— begin —

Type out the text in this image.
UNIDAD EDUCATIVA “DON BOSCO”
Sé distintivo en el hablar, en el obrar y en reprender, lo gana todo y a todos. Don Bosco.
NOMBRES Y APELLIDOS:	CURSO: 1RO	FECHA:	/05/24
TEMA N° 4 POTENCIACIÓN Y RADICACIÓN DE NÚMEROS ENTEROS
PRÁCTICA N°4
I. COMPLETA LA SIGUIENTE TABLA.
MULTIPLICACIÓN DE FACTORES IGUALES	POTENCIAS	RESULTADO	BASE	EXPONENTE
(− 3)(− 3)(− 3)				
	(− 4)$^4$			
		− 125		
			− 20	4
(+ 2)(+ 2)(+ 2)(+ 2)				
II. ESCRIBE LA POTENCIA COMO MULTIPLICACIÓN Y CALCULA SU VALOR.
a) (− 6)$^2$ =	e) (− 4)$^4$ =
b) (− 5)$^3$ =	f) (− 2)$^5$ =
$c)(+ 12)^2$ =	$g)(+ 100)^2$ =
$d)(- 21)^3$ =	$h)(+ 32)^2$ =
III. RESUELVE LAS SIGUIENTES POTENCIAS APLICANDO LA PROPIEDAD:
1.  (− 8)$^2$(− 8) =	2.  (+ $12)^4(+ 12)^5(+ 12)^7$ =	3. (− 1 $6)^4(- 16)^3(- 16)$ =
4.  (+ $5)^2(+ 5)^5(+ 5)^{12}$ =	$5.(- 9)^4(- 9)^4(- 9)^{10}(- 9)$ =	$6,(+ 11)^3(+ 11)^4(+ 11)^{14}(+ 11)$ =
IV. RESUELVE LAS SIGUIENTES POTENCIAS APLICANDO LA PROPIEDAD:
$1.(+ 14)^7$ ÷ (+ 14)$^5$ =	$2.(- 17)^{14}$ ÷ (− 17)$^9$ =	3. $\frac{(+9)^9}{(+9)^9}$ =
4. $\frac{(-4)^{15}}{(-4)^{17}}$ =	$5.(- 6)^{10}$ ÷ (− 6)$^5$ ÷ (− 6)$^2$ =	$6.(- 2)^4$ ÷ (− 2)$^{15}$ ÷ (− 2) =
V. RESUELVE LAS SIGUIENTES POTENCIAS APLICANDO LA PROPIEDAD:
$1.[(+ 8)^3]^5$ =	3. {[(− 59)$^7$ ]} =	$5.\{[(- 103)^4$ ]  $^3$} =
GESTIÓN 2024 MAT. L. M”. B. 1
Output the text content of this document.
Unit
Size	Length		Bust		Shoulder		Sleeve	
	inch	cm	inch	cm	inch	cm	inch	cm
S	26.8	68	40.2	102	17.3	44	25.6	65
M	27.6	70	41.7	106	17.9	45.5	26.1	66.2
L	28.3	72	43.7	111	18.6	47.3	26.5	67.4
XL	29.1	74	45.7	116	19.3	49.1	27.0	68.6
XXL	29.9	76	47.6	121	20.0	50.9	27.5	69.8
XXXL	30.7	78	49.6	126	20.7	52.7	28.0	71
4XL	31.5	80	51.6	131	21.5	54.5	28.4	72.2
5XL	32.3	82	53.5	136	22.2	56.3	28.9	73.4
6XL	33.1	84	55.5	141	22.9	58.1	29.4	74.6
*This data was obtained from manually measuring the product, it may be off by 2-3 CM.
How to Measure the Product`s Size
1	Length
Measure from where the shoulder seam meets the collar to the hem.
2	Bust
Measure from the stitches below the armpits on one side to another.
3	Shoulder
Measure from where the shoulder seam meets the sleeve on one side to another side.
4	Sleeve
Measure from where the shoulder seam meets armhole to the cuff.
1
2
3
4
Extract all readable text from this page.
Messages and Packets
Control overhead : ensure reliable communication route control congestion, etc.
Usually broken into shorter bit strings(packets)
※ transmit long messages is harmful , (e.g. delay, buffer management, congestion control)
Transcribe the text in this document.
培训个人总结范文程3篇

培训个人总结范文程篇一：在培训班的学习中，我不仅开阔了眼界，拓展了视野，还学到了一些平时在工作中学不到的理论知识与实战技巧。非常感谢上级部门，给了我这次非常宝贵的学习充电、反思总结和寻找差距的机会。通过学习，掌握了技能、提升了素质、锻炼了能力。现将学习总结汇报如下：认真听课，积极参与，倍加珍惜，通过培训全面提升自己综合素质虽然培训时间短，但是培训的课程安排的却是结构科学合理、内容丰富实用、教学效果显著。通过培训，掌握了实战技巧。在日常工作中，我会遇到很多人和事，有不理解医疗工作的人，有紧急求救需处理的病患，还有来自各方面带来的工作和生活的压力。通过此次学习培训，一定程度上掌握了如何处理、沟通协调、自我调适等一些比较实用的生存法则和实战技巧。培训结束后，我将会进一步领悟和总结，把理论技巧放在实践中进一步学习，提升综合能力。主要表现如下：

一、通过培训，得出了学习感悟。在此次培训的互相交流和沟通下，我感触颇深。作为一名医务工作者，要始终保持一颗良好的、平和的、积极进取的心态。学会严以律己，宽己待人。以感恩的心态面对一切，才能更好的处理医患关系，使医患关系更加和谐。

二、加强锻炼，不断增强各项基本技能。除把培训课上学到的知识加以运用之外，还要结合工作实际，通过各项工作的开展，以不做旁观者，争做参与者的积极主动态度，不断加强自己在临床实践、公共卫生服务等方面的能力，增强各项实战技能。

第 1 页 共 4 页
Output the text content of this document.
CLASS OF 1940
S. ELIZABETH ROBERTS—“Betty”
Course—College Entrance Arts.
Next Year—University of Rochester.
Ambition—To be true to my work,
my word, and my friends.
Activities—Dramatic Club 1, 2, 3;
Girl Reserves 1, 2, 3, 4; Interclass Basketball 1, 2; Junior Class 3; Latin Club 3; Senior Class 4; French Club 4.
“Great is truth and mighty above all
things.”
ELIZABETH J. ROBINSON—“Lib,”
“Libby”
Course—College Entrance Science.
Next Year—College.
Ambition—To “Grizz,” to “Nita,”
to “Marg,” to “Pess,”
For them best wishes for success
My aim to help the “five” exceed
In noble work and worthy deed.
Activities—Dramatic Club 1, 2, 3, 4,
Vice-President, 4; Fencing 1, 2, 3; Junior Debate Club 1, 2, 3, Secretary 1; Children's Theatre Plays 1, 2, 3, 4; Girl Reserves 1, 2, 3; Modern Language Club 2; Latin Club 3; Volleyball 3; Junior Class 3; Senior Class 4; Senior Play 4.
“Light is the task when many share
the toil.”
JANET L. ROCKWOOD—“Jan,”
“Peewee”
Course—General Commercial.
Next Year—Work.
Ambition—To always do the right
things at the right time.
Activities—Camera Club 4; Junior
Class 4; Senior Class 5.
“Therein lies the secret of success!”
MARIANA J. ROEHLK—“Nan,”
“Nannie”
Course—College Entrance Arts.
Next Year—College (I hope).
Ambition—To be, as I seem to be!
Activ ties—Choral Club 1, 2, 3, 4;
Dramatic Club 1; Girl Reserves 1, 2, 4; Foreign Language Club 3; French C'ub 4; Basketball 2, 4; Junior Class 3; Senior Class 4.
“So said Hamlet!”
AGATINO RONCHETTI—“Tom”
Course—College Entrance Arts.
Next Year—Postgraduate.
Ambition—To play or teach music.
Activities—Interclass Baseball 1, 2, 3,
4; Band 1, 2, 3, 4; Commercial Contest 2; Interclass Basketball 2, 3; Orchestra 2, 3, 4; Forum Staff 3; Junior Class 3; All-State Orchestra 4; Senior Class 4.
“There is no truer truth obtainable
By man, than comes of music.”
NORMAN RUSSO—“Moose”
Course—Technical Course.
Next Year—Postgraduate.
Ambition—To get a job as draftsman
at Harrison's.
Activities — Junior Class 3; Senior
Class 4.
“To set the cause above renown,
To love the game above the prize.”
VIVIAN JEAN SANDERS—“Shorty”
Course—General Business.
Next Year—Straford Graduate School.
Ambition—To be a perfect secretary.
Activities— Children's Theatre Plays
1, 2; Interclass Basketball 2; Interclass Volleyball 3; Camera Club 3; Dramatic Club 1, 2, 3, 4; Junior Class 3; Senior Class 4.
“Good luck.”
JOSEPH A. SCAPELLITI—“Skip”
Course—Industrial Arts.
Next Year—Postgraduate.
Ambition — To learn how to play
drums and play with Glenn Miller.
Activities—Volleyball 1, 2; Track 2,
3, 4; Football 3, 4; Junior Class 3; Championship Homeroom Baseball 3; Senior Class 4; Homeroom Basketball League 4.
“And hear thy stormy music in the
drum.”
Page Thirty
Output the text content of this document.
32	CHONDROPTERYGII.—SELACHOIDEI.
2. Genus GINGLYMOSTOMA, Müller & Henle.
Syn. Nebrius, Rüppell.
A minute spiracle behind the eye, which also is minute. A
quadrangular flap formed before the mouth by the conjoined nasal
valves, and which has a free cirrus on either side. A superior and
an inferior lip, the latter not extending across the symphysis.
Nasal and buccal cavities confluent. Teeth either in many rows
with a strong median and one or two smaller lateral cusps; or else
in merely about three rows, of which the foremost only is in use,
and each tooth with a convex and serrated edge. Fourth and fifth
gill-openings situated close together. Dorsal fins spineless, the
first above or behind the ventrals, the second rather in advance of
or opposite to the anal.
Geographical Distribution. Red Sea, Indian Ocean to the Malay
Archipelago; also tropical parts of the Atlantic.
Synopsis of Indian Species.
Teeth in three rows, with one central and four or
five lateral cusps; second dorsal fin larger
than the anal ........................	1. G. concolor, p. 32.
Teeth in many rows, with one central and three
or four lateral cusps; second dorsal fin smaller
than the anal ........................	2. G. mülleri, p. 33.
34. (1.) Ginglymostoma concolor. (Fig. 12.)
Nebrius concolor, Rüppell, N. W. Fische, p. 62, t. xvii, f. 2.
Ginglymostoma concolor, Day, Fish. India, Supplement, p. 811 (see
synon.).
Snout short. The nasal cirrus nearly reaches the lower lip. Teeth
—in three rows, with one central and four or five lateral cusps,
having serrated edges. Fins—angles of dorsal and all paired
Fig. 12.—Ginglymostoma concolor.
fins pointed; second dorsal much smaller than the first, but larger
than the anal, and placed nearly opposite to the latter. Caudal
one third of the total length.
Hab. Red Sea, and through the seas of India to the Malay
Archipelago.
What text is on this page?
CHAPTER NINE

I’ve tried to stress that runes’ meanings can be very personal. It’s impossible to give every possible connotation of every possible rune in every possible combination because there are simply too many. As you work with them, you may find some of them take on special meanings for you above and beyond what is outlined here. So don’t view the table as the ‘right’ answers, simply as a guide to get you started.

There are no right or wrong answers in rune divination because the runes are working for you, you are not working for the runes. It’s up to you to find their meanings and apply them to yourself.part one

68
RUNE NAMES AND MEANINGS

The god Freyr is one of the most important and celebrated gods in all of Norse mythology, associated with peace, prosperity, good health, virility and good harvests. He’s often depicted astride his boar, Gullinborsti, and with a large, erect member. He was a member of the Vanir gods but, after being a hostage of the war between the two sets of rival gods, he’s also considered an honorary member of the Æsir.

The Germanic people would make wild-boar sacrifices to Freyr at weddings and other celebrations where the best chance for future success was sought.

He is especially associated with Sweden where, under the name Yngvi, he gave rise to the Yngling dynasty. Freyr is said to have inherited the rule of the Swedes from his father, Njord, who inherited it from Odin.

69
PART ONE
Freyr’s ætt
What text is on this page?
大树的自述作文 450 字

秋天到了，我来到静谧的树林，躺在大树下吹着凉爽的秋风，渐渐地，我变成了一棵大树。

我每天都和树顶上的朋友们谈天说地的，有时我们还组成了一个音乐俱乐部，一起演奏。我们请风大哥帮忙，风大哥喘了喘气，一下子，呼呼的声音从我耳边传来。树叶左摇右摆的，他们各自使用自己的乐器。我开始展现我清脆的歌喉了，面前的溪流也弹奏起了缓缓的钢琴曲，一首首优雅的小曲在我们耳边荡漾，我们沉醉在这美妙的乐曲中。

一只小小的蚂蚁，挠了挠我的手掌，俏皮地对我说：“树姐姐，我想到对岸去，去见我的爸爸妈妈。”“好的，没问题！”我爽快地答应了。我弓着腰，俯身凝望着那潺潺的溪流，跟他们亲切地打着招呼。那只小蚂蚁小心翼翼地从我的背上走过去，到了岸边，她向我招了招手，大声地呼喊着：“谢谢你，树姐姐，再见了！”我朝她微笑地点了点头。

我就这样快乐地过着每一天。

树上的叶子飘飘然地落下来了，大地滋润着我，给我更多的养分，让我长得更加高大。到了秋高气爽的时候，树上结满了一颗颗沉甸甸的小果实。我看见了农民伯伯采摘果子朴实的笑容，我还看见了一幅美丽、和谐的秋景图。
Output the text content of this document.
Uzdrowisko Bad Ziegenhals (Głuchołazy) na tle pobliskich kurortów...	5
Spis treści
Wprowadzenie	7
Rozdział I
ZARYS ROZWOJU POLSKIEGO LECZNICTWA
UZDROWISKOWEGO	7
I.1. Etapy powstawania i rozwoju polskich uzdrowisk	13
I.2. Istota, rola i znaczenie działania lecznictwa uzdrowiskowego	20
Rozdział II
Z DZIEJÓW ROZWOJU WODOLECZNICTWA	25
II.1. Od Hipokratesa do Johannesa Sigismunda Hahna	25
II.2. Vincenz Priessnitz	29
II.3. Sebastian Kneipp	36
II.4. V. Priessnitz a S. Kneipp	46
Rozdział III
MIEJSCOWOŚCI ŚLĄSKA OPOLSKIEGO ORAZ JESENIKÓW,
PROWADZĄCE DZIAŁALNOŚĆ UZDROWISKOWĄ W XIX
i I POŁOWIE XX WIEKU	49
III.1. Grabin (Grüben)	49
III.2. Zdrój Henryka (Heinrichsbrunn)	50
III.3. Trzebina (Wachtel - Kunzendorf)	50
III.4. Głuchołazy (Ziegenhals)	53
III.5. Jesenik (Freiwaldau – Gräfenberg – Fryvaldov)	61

— end —

> [WHAT TO DO]: In the entries above, identify each line that includes the string "Commercial", then copy it.

> [RESPONSE FOR THIS EXERCISE]:
Course—General Commercial.
4; Band 1, 2, 3, 4; Commercial Contest 2; Interclass Basketball 2, 3; Orchestra 2, 3, 4; Forum Staff 3; Junior Class 3; All-State Orchestra 4; Senior Class 4.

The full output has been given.